**Exercise:**
Return the data exactly, with all pictures removed.
========
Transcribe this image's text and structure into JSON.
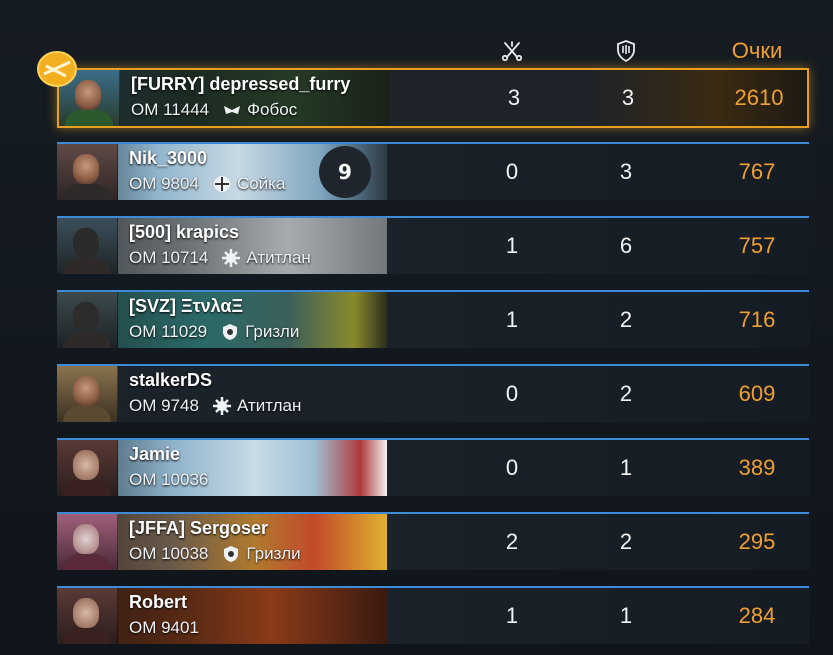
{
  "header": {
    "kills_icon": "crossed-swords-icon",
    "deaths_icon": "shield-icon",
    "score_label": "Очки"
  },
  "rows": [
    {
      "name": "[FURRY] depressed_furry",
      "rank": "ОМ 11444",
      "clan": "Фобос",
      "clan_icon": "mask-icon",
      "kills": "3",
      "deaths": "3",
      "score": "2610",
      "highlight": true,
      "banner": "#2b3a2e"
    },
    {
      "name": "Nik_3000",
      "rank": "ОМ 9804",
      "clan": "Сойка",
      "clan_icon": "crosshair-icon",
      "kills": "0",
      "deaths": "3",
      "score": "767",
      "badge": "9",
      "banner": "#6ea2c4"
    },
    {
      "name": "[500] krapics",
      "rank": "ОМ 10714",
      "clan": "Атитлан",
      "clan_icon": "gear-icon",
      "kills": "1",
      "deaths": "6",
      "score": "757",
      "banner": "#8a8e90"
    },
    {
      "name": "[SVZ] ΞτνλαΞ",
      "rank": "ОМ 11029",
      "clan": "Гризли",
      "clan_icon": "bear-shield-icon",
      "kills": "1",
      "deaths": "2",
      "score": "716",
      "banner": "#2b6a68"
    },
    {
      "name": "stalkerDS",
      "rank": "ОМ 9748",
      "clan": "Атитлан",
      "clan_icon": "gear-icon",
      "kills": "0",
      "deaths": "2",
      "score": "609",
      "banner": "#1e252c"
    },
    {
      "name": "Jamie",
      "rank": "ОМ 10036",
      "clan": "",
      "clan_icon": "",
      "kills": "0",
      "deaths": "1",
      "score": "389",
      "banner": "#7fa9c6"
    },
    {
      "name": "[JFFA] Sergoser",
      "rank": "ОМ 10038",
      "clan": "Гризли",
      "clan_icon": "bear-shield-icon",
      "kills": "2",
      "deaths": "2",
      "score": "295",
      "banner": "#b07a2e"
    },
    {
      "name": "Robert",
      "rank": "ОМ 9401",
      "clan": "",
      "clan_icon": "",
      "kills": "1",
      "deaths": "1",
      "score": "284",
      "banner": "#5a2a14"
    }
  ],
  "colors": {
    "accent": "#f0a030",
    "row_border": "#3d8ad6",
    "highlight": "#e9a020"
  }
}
========
**Written solution:**
Transcribe this image's text and structure into JSON.
{
  "header": {
    "kills_icon": "crossed-swords-icon",
    "deaths_icon": "shield-icon",
    "score_label": "Очки"
  },
  "rows": [
    {
      "name": "[FURRY] depressed_furry",
      "rank": "ОМ 11444",
      "clan": "Фобос",
      "clan_icon": "mask-icon",
      "kills": "3",
      "deaths": "3",
      "score": "2610",
      "highlight": true,
      "banner": "#2b3a2e"
    },
    {
      "name": "Nik_3000",
      "rank": "ОМ 9804",
      "clan": "Сойка",
      "clan_icon": "crosshair-icon",
      "kills": "0",
      "deaths": "3",
      "score": "767",
      "badge": "9",
      "banner": "#6ea2c4"
    },
    {
      "name": "[500] krapics",
      "rank": "ОМ 10714",
      "clan": "Атитлан",
      "clan_icon": "gear-icon",
      "kills": "1",
      "deaths": "6",
      "score": "757",
      "banner": "#8a8e90"
    },
    {
      "name": "[SVZ] ΞτνλαΞ",
      "rank": "ОМ 11029",
      "clan": "Гризли",
      "clan_icon": "bear-shield-icon",
      "kills": "1",
      "deaths": "2",
      "score": "716",
      "banner": "#2b6a68"
    },
    {
      "name": "stalkerDS",
      "rank": "ОМ 9748",
      "clan": "Атитлан",
      "clan_icon": "gear-icon",
      "kills": "0",
      "deaths": "2",
      "score": "609",
      "banner": "#1e252c"
    },
    {
      "name": "Jamie",
      "rank": "ОМ 10036",
      "clan": "",
      "clan_icon": "",
      "kills": "0",
      "deaths": "1",
      "score": "389",
      "banner": "#7fa9c6"
    },
    {
      "name": "[JFFA] Sergoser",
      "rank": "ОМ 10038",
      "clan": "Гризли",
      "clan_icon": "bear-shield-icon",
      "kills": "2",
      "deaths": "2",
      "score": "295",
      "banner": "#b07a2e"
    },
    {
      "name": "Robert",
      "rank": "ОМ 9401",
      "clan": "",
      "clan_icon": "",
      "kills": "1",
      "deaths": "1",
      "score": "284",
      "banner": "#5a2a14"
    }
  ],
  "colors": {
    "accent": "#f0a030",
    "row_border": "#3d8ad6",
    "highlight": "#e9a020"
  }
}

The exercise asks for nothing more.